» **WRITTEN REQUEST**:
Take every line from the material that has the word "this" in it.

--- begin DATA LISTING ---

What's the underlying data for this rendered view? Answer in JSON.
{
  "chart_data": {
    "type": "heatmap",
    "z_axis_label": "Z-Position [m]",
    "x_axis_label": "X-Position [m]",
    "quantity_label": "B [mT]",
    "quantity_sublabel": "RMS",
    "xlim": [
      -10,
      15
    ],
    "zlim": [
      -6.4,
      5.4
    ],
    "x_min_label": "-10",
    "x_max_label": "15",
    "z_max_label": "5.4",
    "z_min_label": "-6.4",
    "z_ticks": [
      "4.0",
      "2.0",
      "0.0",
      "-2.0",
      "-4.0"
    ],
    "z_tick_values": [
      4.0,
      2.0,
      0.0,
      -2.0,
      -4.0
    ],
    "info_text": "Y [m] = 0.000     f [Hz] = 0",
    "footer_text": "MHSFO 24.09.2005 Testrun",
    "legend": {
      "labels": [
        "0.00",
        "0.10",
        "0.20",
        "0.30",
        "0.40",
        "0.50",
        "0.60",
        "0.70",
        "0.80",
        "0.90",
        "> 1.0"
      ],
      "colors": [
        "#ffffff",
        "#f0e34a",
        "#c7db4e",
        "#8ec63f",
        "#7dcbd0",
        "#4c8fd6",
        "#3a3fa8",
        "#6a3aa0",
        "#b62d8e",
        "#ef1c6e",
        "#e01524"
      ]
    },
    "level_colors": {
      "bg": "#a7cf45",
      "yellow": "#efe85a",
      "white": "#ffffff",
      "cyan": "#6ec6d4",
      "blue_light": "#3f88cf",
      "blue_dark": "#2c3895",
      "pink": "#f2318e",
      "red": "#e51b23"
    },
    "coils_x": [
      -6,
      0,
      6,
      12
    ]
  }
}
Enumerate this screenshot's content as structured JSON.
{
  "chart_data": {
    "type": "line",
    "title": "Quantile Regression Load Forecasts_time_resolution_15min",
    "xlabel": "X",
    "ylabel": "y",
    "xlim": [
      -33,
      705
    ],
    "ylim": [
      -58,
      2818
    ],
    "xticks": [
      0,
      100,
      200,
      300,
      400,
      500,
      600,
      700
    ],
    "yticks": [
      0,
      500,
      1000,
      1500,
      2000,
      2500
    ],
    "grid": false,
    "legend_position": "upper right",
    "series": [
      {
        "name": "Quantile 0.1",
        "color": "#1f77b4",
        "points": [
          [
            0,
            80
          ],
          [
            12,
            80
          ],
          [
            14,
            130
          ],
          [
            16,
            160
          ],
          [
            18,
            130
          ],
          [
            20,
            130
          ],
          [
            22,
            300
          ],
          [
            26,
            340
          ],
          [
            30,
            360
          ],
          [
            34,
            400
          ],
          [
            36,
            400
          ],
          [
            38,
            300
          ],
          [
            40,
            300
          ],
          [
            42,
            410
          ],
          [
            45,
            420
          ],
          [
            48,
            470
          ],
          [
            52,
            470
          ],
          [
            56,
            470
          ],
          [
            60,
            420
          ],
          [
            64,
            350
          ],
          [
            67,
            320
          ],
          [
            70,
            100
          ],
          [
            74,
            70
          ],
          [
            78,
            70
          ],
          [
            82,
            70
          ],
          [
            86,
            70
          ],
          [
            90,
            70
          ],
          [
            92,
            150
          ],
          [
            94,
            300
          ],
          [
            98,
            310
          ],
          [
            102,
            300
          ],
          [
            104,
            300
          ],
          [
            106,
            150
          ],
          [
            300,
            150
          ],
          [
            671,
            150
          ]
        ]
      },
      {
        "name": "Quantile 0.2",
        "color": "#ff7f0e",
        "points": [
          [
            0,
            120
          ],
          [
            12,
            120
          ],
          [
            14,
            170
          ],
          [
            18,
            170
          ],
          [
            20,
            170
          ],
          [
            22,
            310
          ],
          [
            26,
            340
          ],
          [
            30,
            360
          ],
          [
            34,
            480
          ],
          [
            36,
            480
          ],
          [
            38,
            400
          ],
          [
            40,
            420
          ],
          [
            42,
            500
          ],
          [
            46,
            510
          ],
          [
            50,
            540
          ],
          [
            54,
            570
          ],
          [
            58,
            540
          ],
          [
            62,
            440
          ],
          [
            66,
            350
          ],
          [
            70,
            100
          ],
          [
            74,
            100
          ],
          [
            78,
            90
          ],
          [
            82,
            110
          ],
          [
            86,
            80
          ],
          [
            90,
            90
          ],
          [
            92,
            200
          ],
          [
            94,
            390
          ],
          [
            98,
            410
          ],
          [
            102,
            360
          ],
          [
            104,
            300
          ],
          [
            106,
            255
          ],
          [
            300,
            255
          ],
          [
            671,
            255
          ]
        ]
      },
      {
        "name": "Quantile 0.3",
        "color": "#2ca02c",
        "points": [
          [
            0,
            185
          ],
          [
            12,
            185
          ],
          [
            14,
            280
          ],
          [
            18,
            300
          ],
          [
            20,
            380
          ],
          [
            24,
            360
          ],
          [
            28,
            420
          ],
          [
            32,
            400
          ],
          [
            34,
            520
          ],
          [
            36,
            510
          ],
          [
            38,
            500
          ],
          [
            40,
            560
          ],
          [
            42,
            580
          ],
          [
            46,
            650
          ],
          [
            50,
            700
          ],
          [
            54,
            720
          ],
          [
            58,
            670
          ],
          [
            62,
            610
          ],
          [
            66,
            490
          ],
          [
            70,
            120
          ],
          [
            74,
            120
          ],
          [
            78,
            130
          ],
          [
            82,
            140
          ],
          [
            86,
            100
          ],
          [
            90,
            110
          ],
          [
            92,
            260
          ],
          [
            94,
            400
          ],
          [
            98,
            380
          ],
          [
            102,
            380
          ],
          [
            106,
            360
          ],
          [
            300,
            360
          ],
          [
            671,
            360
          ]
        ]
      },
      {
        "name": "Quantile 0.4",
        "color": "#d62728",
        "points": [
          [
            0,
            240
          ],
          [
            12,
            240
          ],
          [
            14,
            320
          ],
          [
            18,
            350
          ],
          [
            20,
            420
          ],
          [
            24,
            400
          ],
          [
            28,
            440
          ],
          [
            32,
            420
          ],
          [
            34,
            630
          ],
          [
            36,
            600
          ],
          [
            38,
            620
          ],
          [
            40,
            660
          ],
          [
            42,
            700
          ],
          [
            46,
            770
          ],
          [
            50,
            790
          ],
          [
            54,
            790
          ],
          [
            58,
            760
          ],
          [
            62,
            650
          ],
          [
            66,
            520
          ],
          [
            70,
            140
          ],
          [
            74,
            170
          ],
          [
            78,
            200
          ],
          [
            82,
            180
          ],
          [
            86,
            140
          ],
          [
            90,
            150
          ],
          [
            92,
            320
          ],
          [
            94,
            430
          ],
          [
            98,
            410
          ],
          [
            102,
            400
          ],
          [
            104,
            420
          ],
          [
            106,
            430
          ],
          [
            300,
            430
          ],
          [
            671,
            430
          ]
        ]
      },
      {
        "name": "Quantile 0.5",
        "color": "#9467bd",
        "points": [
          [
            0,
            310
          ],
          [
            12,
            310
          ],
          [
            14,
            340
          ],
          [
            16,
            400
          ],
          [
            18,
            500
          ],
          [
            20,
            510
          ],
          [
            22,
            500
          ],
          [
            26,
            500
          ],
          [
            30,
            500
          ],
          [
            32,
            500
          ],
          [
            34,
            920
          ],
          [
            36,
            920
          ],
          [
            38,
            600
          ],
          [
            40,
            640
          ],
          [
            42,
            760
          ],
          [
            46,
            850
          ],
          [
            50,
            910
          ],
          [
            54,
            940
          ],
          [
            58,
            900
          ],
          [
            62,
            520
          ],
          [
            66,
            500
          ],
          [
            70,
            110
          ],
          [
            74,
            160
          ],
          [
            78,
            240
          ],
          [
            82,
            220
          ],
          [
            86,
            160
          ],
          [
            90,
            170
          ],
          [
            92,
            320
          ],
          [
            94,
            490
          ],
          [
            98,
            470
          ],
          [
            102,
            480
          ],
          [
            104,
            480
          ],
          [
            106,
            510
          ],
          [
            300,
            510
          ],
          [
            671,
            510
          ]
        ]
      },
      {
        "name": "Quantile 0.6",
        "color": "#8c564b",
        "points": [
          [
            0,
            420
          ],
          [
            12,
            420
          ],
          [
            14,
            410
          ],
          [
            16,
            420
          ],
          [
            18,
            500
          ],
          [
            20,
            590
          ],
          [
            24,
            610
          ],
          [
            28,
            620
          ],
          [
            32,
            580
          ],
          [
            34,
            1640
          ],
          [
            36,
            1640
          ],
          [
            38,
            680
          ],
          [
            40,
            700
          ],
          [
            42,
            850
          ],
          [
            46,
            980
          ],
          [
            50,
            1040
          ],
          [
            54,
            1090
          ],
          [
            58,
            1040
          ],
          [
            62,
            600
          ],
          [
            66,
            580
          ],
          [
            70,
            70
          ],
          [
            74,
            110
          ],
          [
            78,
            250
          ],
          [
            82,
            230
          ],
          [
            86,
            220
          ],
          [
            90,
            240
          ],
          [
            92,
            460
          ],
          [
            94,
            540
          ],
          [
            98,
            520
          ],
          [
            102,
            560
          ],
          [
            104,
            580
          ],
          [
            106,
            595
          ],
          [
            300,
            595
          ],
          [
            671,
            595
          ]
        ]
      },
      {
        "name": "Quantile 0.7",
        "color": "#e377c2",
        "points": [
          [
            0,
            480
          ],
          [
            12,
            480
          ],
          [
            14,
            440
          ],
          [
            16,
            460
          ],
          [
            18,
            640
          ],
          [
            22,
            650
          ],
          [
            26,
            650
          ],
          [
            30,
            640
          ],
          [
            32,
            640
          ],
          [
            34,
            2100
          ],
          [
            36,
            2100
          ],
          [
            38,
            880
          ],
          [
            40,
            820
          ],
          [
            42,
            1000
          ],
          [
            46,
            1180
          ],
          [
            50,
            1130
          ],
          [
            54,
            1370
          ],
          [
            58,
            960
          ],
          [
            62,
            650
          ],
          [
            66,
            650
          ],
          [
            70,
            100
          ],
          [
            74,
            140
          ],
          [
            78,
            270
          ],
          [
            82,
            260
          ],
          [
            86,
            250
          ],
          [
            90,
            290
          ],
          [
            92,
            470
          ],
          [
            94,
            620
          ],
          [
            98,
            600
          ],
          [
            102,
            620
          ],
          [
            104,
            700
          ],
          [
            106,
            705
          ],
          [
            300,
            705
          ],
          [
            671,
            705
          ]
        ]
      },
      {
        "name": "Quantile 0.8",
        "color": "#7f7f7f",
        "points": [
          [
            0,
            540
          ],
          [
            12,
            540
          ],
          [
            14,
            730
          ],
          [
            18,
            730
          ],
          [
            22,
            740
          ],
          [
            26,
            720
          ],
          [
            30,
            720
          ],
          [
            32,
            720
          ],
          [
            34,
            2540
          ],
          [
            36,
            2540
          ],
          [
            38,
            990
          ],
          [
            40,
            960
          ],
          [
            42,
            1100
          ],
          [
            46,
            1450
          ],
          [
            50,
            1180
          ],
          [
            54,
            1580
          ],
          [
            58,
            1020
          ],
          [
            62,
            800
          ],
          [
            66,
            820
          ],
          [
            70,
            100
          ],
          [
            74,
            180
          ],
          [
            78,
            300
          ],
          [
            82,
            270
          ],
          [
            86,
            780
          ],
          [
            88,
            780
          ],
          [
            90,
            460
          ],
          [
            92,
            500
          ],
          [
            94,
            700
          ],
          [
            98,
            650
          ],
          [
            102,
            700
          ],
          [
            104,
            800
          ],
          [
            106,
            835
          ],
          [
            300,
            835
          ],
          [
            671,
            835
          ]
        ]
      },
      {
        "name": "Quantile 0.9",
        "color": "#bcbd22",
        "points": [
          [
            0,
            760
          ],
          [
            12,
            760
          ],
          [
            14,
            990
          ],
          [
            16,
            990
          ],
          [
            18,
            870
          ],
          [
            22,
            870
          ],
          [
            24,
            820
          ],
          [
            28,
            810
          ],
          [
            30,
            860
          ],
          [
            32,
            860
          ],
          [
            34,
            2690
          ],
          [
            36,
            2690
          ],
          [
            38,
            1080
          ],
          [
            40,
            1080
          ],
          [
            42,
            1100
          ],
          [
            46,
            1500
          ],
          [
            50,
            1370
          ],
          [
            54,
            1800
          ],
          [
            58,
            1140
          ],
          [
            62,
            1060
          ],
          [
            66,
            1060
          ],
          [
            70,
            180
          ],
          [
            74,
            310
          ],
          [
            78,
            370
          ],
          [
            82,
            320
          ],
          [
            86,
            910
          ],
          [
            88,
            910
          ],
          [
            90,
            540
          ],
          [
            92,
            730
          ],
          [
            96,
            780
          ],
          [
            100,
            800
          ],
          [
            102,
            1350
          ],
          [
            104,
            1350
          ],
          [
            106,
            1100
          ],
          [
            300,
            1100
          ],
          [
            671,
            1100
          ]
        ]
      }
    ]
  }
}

--- end DATA LISTING ---

» **TASK RESPONSE**:
What's the underlying data for this rendered view? Answer in JSON.
Enumerate this screenshot's content as structured JSON.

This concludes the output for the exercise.